# TASK REQUIREMENTS:
Look through the data below. Show each line where the string "subtitle" occurs.
== == ==
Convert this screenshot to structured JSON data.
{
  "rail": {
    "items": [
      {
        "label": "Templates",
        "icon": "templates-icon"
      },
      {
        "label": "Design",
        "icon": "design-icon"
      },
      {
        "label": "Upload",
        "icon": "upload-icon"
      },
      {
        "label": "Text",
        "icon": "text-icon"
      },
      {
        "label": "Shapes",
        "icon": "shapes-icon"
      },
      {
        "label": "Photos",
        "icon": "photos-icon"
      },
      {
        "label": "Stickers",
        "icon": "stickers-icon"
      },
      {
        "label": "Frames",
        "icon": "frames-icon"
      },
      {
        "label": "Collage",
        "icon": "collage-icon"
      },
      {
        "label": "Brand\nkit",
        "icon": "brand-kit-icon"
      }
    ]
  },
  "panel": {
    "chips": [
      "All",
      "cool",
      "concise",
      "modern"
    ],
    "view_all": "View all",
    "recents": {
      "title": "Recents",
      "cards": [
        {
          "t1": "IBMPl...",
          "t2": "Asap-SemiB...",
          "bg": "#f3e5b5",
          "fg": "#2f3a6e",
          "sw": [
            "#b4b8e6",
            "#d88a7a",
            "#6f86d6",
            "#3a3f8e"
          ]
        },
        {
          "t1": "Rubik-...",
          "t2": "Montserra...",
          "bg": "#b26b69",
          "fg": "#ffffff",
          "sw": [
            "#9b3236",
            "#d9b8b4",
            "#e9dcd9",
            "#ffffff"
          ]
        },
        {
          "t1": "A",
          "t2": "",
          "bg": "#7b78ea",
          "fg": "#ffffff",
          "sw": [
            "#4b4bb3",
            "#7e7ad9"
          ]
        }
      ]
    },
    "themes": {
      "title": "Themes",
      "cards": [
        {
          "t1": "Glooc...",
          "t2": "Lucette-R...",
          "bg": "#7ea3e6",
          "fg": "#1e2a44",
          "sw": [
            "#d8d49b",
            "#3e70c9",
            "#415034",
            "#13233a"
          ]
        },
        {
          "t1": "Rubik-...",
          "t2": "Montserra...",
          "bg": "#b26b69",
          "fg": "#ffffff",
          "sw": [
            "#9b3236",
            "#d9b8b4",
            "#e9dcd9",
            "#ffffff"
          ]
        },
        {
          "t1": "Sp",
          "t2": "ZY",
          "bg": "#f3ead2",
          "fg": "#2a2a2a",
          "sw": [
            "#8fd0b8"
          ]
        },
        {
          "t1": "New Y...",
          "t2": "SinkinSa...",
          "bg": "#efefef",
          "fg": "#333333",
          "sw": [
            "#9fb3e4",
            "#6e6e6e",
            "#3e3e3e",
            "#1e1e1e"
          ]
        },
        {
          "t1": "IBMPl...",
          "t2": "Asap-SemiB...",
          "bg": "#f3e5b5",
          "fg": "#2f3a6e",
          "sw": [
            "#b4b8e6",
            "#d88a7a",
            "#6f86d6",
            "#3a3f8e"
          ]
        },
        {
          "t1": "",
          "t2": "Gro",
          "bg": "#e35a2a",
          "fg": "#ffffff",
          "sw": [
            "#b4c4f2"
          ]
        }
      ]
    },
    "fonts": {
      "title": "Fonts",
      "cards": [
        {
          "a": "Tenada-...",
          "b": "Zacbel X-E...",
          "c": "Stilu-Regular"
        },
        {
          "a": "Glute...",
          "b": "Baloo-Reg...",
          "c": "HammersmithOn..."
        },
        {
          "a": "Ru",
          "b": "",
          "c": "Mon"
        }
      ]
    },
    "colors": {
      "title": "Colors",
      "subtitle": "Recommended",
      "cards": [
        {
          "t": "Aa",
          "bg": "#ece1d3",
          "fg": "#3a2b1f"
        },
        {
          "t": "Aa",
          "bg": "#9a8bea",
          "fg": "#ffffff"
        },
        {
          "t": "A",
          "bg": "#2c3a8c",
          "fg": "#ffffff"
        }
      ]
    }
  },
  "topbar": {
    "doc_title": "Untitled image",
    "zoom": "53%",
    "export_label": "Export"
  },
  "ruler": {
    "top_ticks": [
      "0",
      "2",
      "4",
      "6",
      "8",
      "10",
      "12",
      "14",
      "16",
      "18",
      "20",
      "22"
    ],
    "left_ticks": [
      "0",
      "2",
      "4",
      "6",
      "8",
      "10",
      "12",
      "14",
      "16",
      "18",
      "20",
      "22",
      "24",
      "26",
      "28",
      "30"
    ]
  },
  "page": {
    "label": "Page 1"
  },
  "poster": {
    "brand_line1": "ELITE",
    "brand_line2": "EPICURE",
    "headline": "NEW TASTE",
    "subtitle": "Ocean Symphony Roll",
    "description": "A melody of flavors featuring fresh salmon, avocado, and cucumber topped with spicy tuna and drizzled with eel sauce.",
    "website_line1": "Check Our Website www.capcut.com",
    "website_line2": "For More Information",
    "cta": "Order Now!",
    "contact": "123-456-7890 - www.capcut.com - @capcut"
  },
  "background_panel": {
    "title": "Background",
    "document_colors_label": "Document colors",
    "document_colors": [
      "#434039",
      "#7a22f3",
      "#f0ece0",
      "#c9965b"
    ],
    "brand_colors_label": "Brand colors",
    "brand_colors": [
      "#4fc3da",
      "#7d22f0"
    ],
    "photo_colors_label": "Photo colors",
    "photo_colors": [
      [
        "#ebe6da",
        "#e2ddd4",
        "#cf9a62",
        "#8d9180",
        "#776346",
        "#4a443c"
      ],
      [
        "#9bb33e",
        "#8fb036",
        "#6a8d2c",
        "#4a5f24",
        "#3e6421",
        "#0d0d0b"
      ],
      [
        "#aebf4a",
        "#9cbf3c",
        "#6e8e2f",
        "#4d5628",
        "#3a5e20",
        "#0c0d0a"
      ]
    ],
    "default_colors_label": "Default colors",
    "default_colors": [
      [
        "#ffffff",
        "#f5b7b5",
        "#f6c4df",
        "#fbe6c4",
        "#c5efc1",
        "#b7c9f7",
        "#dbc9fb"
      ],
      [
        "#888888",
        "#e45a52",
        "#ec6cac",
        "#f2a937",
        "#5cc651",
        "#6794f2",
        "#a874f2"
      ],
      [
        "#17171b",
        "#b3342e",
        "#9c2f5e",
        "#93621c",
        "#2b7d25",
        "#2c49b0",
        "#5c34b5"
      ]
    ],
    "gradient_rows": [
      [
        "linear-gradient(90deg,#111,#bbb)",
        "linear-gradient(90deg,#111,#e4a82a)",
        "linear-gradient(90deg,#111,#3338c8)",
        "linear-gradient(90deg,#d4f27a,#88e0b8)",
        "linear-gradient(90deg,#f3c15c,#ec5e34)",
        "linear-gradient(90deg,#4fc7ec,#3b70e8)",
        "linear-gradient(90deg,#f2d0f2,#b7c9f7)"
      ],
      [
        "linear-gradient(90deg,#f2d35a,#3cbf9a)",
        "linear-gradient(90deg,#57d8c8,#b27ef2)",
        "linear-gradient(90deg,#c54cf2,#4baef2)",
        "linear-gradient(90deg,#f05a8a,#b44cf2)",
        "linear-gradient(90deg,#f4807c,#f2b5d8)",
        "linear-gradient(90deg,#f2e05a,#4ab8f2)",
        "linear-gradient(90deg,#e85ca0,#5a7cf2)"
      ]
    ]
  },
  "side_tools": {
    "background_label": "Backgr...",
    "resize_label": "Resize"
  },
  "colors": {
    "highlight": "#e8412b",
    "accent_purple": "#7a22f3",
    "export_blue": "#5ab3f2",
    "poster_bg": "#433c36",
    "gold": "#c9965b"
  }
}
== == ==
# TASK SOLUTION:
      "subtitle": "Recommended",
    "subtitle": "Ocean Symphony Roll",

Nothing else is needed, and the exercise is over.